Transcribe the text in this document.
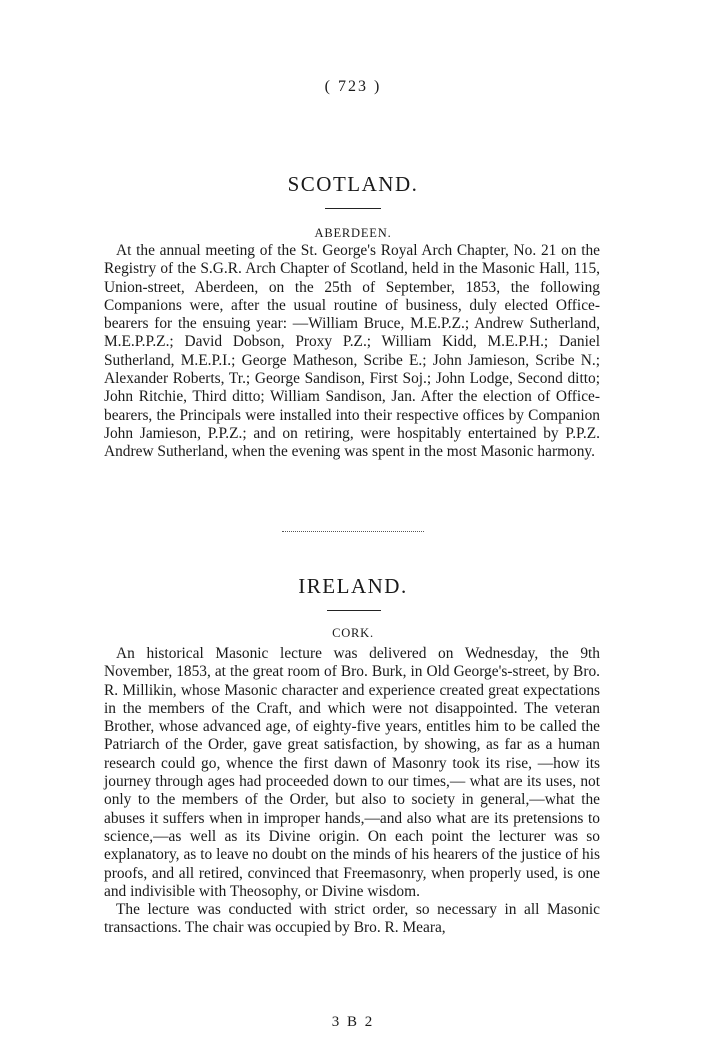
( 723 )
SCOTLAND.
ABERDEEN.

At the annual meeting of the St. George's Royal Arch Chapter, No. 21 on the Registry of the S.G.R. Arch Chapter of Scotland, held in the Masonic Hall, 115, Union-street, Aberdeen, on the 25th of September, 1853, the following Companions were, after the usual routine of business, duly elected Office-bearers for the ensuing year: —William Bruce, M.E.P.Z.; Andrew Sutherland, M.E.P.P.Z.; David Dobson, Proxy P.Z.; William Kidd, M.E.P.H.; Daniel Sutherland, M.E.P.I.; George Matheson, Scribe E.; John Jamieson, Scribe N.; Alexander Roberts, Tr.; George Sandison, First Soj.; John Lodge, Second ditto; John Ritchie, Third ditto; William Sandison, Jan. After the election of Office-bearers, the Principals were installed into their respective offices by Companion John Jamieson, P.P.Z.; and on retiring, were hospitably entertained by P.P.Z. Andrew Sutherland, when the evening was spent in the most Masonic harmony.

IRELAND.
CORK.

An historical Masonic lecture was delivered on Wednesday, the 9th November, 1853, at the great room of Bro. Burk, in Old George's-street, by Bro. R. Millikin, whose Masonic character and experience created great expectations in the members of the Craft, and which were not disappointed. The veteran Brother, whose advanced age, of eighty-five years, entitles him to be called the Patriarch of the Order, gave great satisfaction, by showing, as far as a human research could go, whence the first dawn of Masonry took its rise, —how its journey through ages had proceeded down to our times,— what are its uses, not only to the members of the Order, but also to society in general,—what the abuses it suffers when in improper hands,—and also what are its pretensions to science,—as well as its Divine origin. On each point the lecturer was so explanatory, as to leave no doubt on the minds of his hearers of the justice of his proofs, and all retired, convinced that Freemasonry, when properly used, is one and indivisible with Theosophy, or Divine wisdom.

The lecture was conducted with strict order, so necessary in all Masonic transactions. The chair was occupied by Bro. R. Meara,

3 B 2
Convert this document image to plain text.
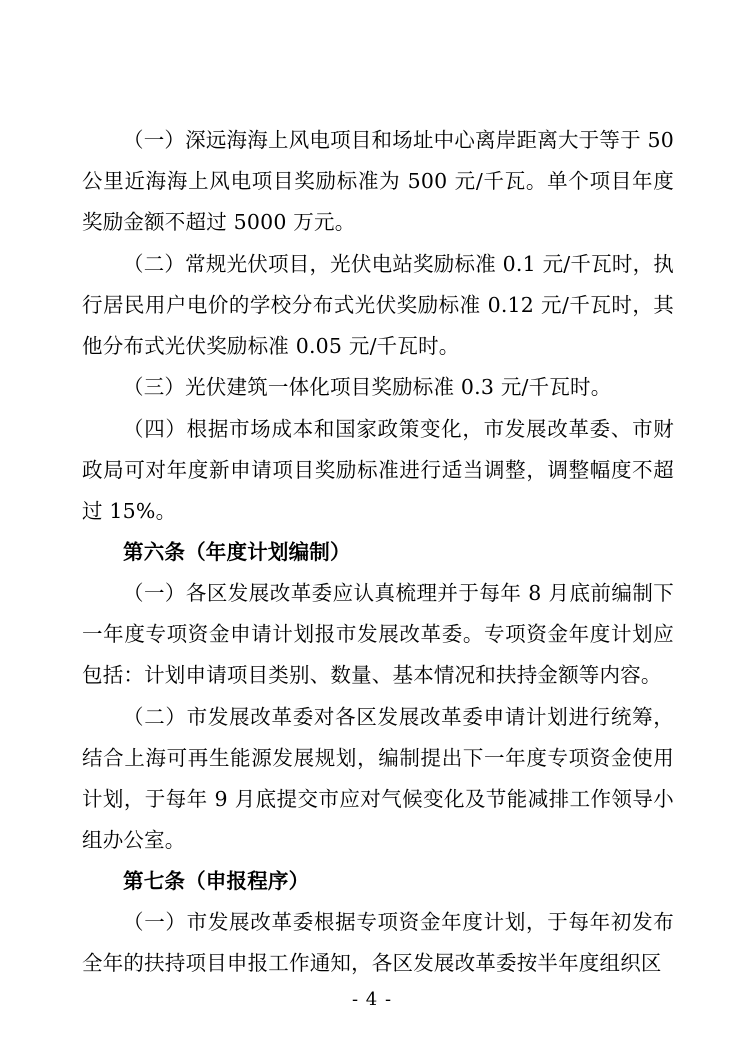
（一）深远海海上风电项目和场址中心离岸距离大于等于 50 公里近海海上风电项目奖励标准为 500 元/千瓦。单个项目年度奖励金额不超过 5000 万元。

（二）常规光伏项目，光伏电站奖励标准 0.1 元/千瓦时，执行居民用户电价的学校分布式光伏奖励标准 0.12 元/千瓦时，其他分布式光伏奖励标准 0.05 元/千瓦时。

（三）光伏建筑一体化项目奖励标准 0.3 元/千瓦时。

（四）根据市场成本和国家政策变化，市发展改革委、市财政局可对年度新申请项目奖励标准进行适当调整，调整幅度不超过 15%。

第六条（年度计划编制）

（一）各区发展改革委应认真梳理并于每年 8 月底前编制下一年度专项资金申请计划报市发展改革委。专项资金年度计划应包括：计划申请项目类别、数量、基本情况和扶持金额等内容。

（二）市发展改革委对各区发展改革委申请计划进行统筹，结合上海可再生能源发展规划，编制提出下一年度专项资金使用计划，于每年 9 月底提交市应对气候变化及节能减排工作领导小组办公室。

第七条（申报程序）

（一）市发展改革委根据专项资金年度计划，于每年初发布全年的扶持项目申报工作通知，各区发展改革委按半年度组织区

- 4 -
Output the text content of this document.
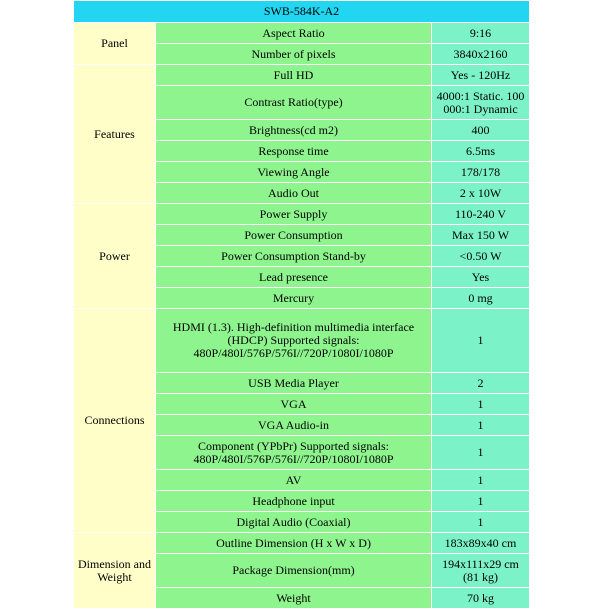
SWB-584K-A2		
Panel	Aspect Ratio	9:16
	Number of pixels	3840x2160
Features	Full HD	Yes - 120Hz
	Contrast Ratio(type)	4000:1 Static. 100 000:1 Dynamic
	Brightness(cd m2)	400
	Response time	6.5ms
	Viewing Angle	178/178
	Audio Out	2 x 10W
Power	Power Supply	110-240 V
	Power Consumption	Max 150 W
	Power Consumption Stand-by	<0.50 W
	Lead presence	Yes
	Mercury	0 mg
Connections	HDMI (1.3). High-definition multimedia interface (HDCP) Supported signals: 480P/480I/576P/576I//720P/1080I/1080P	1
	USB Media Player	2
	VGA	1
	VGA Audio-in	1
	Component (YPbPr) Supported signals: 480P/480I/576P/576I//720P/1080I/1080P	1
	AV	1
	Headphone input	1
	Digital Audio (Coaxial)	1
Dimension and Weight	Outline Dimension (H x W x D)	183x89x40 cm
	Package Dimension(mm)	194x111x29 cm (81 kg)
	Weight	70 kg
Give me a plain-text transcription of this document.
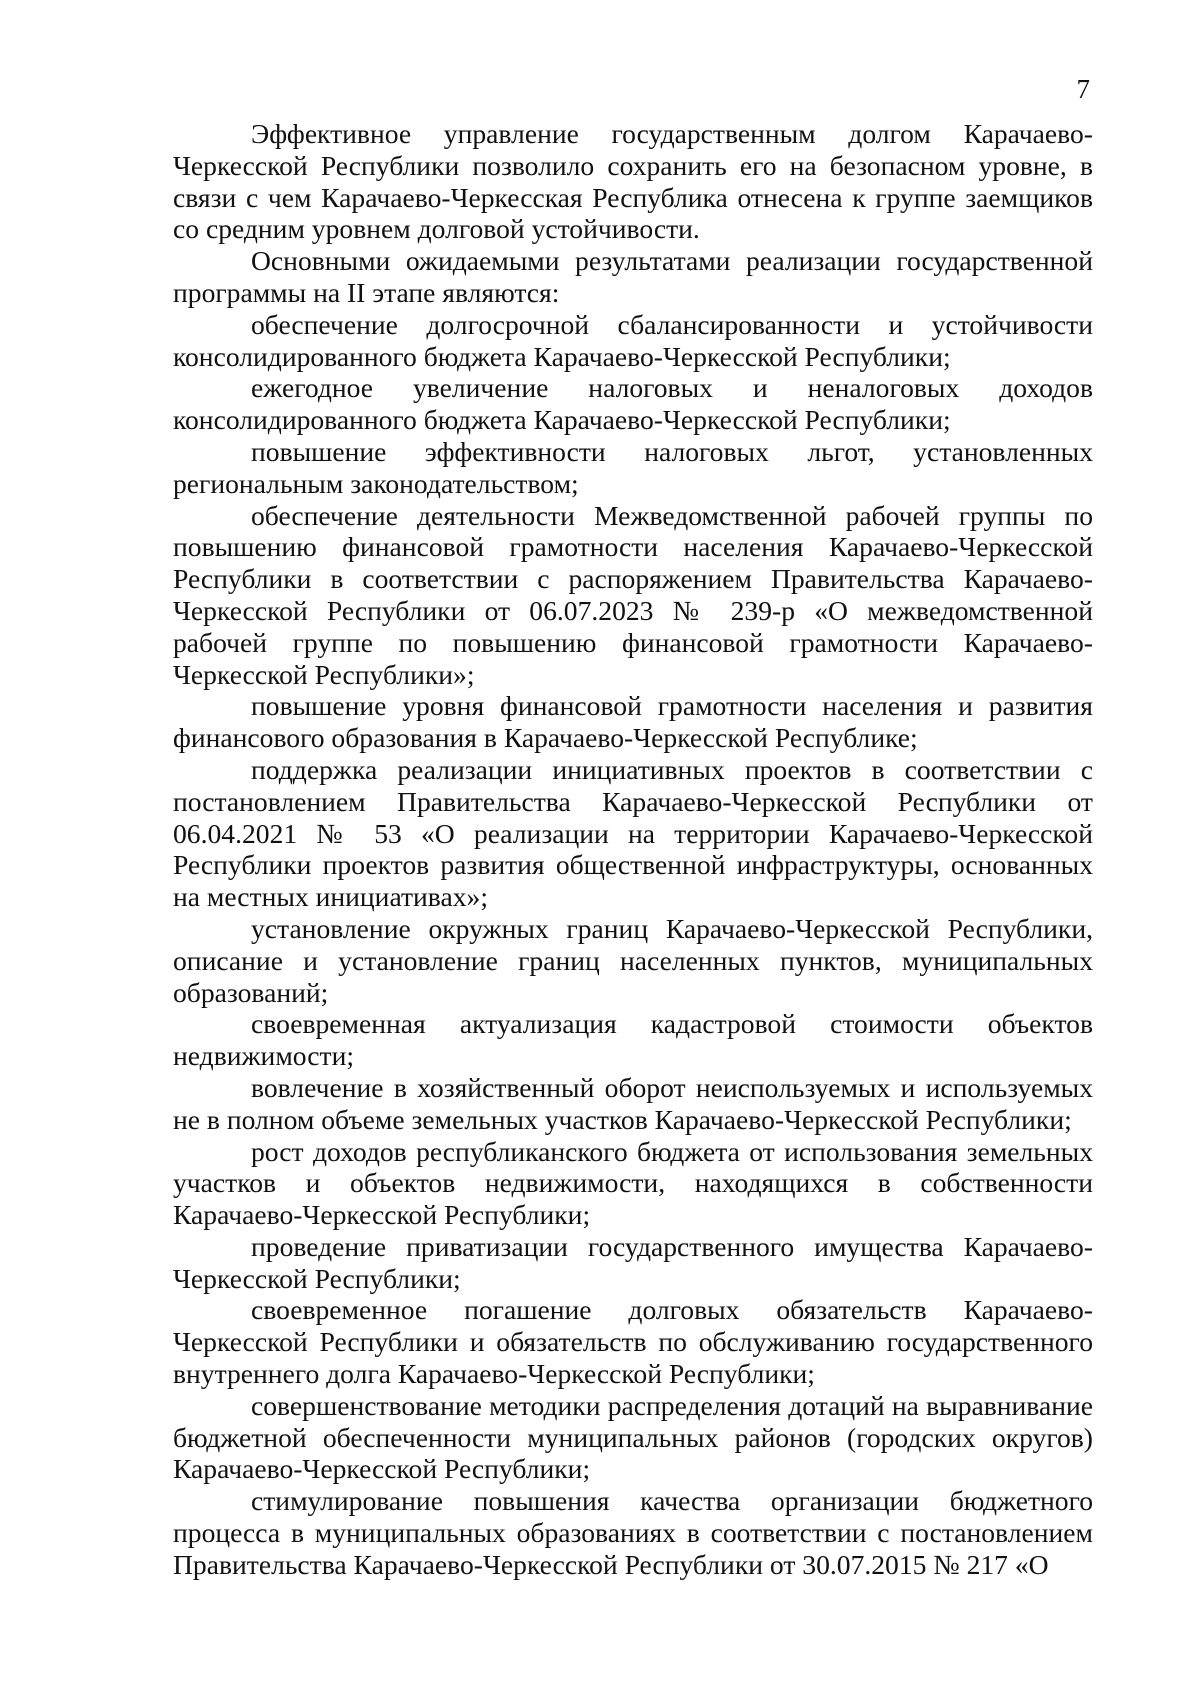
7

Эффективное управление государственным долгом Карачаево-Черкесской Республики позволило сохранить его на безопасном уровне, в связи с чем Карачаево-Черкесская Республика отнесена к группе заемщиков со средним уровнем долговой устойчивости.

Основными ожидаемыми результатами реализации государственной программы на II этапе являются:

обеспечение долгосрочной сбалансированности и устойчивости консолидированного бюджета Карачаево-Черкесской Республики;

ежегодное увеличение налоговых и неналоговых доходов консолидированного бюджета Карачаево-Черкесской Республики;

повышение эффективности налоговых льгот, установленных региональным законодательством;

обеспечение деятельности Межведомственной рабочей группы по повышению финансовой грамотности населения Карачаево-Черкесской Республики в соответствии с распоряжением Правительства Карачаево-Черкесской Республики от 06.07.2023 № 239-р «О межведомственной рабочей группе по повышению финансовой грамотности Карачаево-Черкесской Республики»;

повышение уровня финансовой грамотности населения и развития финансового образования в Карачаево-Черкесской Республике;

поддержка реализации инициативных проектов в соответствии с постановлением Правительства Карачаево-Черкесской Республики от 06.04.2021 № 53 «О реализации на территории Карачаево-Черкесской Республики проектов развития общественной инфраструктуры, основанных на местных инициативах»;

установление окружных границ Карачаево-Черкесской Республики, описание и установление границ населенных пунктов, муниципальных образований;

своевременная актуализация кадастровой стоимости объектов недвижимости;

вовлечение в хозяйственный оборот неиспользуемых и используемых не в полном объеме земельных участков Карачаево-Черкесской Республики;

рост доходов республиканского бюджета от использования земельных участков и объектов недвижимости, находящихся в собственности Карачаево-Черкесской Республики;

проведение приватизации государственного имущества Карачаево-Черкесской Республики;

своевременное погашение долговых обязательств Карачаево-Черкесской Республики и обязательств по обслуживанию государственного внутреннего долга Карачаево-Черкесской Республики;

совершенствование методики распределения дотаций на выравнивание бюджетной обеспеченности муниципальных районов (городских округов) Карачаево-Черкесской Республики;

стимулирование повышения качества организации бюджетного процесса в муниципальных образованиях в соответствии с постановлением Правительства Карачаево-Черкесской Республики от 30.07.2015 № 217 «О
· · · · · · ·
TASK DIRECTIONS: Lines in the records that hold the word "соответствии" are to be counted; give only the total.

OUTPUT: 3